### Direction
Gather all lines in the entries that include the word "like".

(Data entries)
○ ○ ○ ○

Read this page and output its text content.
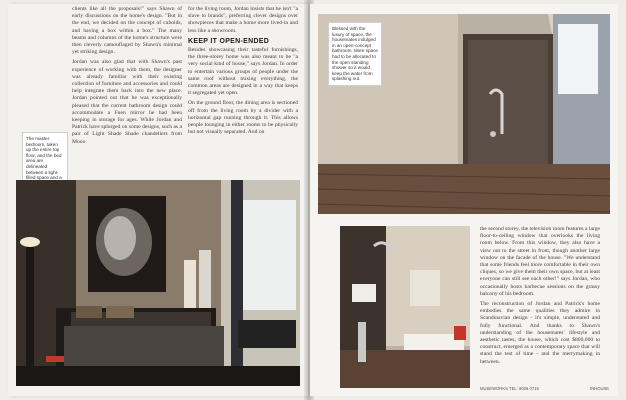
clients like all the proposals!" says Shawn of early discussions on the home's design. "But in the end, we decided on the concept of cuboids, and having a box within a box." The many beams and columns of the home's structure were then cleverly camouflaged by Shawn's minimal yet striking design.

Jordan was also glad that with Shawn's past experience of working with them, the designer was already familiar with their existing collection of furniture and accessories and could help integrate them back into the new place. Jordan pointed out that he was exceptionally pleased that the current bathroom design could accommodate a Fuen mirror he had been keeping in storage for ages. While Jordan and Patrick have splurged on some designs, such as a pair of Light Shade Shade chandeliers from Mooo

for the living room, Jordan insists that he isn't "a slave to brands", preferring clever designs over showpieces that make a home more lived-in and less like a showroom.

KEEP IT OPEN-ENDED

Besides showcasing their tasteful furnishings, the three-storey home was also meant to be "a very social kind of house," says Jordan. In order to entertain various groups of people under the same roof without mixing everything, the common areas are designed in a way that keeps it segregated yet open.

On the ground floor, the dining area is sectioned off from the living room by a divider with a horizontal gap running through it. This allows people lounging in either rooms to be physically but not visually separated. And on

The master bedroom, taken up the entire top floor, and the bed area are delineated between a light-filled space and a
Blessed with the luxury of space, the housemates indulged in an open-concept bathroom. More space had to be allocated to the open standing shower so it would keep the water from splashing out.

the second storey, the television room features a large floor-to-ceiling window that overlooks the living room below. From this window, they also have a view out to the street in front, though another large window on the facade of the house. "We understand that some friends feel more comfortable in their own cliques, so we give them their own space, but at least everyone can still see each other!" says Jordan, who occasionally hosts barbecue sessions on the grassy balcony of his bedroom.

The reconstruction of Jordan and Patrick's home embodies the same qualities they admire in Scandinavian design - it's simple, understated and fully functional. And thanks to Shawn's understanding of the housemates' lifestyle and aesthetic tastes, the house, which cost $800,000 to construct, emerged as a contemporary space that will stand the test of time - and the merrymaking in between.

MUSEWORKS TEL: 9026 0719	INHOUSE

○ ○ ○ ○

### Answer for this exercise
clients like all the proposals!" says Shawn of early discussions on the home's design. "But in the end, we decided on the concept of cuboids, and having a box within a box." The many beams and columns of the home's structure were then cleverly camouflaged by Shawn's minimal yet striking design.
for the living room, Jordan insists that he isn't "a slave to brands", preferring clever designs over showpieces that make a home more lived-in and less like a showroom.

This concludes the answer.